#### Work to complete:
Tally up the lines carrying the string "ylabel" and respond with only the resulting number.

"""

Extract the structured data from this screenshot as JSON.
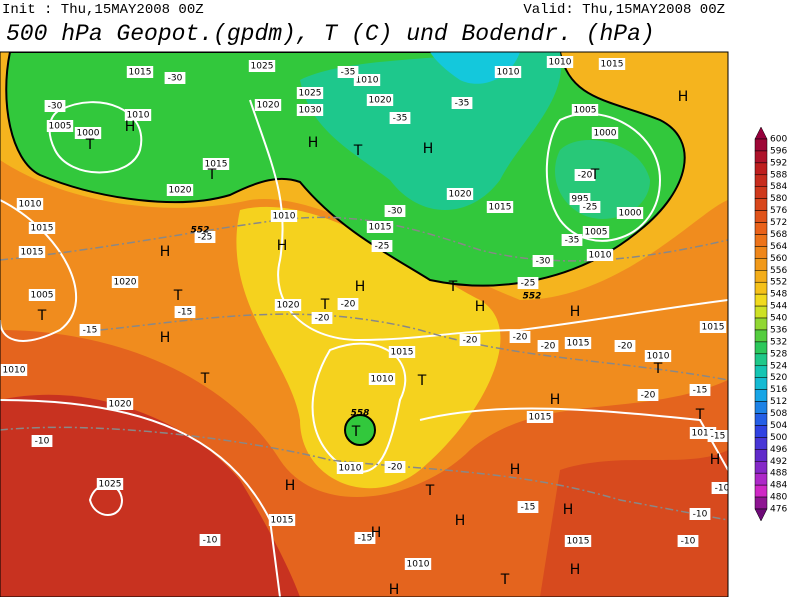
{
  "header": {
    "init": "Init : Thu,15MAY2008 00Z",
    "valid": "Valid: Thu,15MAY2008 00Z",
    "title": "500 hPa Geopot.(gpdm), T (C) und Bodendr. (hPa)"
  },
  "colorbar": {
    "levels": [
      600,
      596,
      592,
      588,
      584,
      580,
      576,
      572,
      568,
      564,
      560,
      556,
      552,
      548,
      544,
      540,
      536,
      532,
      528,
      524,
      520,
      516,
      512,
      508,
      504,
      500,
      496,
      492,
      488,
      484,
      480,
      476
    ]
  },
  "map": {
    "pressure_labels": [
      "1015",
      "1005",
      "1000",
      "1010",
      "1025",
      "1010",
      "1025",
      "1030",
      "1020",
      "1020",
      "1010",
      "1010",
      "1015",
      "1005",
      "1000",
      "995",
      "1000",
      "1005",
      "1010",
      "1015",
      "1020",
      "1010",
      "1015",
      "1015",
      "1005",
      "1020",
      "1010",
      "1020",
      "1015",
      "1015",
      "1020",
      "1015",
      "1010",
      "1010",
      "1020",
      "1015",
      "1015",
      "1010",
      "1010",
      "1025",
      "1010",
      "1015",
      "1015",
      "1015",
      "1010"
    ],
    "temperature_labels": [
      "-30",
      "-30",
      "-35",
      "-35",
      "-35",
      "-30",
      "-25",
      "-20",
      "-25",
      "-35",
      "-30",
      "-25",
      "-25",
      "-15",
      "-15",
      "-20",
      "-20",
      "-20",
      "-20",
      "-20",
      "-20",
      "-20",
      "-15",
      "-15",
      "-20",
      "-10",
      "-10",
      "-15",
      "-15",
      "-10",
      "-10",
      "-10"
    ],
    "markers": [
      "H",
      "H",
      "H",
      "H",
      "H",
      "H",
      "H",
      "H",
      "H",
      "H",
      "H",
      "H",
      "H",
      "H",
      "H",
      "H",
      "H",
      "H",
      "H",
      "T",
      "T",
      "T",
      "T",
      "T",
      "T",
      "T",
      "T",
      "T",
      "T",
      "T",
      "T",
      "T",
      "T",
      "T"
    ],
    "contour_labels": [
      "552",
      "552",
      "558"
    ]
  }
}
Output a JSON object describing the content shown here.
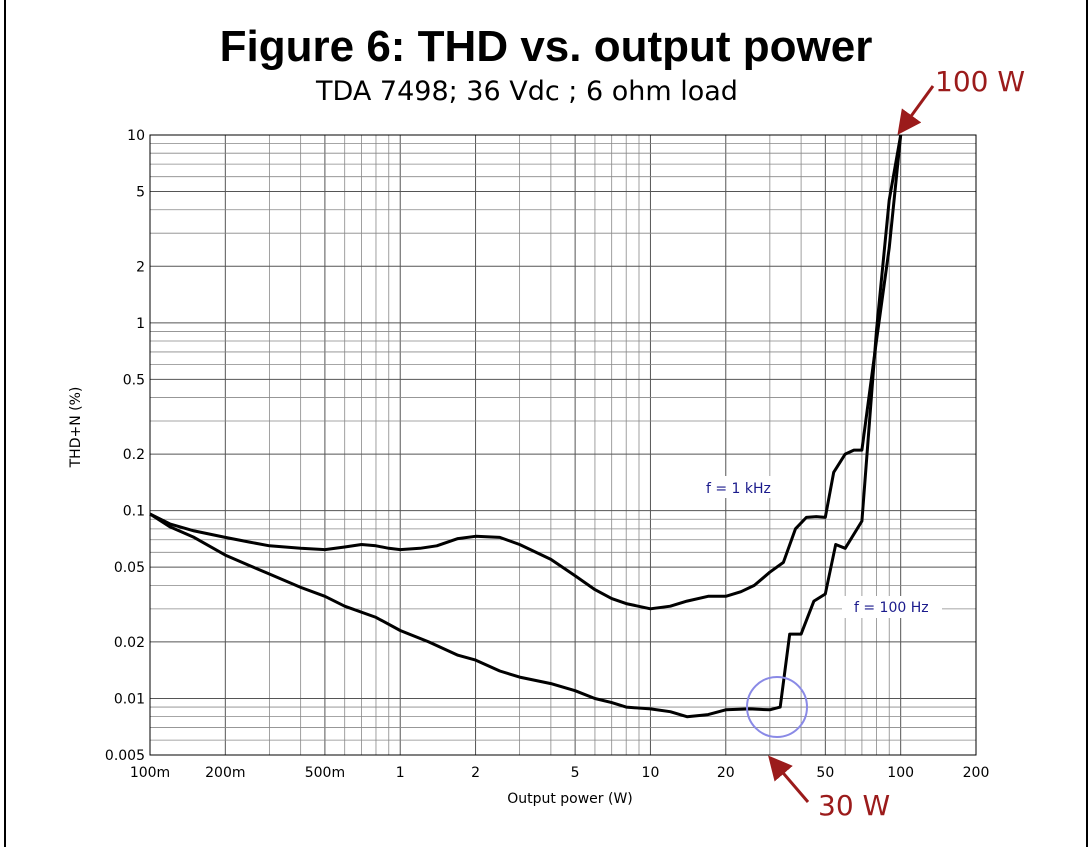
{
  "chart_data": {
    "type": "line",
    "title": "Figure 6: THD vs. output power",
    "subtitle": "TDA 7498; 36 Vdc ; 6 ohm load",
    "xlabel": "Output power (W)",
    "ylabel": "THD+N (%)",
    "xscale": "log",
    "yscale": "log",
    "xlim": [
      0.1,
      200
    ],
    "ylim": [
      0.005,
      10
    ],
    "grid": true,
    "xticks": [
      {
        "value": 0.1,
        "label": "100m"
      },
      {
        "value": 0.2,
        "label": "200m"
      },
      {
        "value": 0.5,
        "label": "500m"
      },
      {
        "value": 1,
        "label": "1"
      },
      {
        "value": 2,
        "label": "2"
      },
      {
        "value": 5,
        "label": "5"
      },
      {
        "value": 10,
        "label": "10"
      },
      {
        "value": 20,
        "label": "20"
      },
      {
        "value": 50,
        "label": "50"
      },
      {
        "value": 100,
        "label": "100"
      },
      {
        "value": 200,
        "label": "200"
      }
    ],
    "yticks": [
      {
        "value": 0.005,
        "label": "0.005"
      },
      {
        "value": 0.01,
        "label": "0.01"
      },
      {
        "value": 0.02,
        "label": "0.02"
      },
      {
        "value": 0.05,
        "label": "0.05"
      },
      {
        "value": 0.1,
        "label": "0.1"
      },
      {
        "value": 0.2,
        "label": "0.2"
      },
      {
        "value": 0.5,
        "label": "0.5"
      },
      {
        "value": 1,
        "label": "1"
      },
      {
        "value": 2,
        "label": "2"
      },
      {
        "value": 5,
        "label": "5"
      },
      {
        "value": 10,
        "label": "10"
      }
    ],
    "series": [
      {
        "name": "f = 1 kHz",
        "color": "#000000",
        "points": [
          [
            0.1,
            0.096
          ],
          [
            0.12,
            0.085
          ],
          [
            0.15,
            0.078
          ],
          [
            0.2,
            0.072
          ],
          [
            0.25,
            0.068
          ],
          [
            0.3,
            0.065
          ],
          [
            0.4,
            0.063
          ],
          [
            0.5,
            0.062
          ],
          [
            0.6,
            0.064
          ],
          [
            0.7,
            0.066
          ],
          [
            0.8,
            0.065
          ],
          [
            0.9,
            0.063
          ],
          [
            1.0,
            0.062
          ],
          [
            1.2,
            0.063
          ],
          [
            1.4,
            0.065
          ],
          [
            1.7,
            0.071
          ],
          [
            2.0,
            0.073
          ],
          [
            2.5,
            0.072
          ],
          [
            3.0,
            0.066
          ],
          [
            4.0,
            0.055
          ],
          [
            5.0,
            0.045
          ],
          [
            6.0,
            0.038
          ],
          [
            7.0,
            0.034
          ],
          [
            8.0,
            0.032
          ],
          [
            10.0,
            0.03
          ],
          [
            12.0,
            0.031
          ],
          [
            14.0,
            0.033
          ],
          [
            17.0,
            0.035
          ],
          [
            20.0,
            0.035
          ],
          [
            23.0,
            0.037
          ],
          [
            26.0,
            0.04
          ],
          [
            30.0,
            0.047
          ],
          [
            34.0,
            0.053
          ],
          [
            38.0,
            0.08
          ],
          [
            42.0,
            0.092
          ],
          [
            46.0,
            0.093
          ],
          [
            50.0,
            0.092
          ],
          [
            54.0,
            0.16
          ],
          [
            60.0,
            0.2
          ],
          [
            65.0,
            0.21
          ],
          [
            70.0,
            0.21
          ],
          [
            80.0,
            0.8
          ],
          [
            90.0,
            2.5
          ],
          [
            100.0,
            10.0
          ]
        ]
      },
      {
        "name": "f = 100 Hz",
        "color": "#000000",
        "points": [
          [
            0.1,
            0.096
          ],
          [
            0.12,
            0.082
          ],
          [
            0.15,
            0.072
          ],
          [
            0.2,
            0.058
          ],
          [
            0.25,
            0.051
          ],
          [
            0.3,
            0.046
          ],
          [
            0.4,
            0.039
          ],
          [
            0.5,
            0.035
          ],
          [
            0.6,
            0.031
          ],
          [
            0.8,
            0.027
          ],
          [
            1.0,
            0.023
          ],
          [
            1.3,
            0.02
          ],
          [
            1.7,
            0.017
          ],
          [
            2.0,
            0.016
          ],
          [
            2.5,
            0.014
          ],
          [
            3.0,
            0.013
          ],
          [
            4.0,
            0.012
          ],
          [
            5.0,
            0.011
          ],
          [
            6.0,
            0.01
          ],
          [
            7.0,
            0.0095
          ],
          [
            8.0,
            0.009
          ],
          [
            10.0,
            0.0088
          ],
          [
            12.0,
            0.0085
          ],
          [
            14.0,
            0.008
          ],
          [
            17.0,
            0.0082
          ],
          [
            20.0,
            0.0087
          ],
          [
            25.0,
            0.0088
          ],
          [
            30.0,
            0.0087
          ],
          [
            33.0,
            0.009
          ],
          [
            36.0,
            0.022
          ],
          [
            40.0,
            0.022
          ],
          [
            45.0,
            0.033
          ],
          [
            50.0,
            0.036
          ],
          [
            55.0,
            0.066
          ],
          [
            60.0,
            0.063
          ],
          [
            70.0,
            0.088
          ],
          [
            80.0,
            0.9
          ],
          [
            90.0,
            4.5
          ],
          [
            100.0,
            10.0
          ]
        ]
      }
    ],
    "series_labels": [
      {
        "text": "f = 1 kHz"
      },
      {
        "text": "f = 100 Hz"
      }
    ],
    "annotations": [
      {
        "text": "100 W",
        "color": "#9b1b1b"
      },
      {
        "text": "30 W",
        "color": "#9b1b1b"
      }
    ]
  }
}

"""
"""

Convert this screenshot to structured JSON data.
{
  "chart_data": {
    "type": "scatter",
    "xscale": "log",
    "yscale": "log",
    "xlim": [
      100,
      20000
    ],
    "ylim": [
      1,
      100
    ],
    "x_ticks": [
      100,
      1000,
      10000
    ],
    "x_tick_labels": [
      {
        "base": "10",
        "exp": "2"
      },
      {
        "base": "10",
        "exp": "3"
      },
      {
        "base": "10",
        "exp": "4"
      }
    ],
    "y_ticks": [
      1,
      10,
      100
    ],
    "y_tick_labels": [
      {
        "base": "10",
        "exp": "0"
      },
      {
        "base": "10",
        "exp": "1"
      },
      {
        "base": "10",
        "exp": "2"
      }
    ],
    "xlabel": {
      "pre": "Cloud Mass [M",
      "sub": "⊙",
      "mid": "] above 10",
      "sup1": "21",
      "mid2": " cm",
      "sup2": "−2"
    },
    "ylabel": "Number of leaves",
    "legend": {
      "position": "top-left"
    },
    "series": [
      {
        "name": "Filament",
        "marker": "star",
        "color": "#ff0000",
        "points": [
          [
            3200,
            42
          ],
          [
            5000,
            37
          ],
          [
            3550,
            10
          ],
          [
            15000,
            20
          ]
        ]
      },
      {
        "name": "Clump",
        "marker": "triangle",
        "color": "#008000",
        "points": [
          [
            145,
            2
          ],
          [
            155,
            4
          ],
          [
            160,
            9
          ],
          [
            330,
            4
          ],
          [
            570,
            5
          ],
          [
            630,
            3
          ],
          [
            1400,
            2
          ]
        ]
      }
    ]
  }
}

"""

#### Exercise result:
2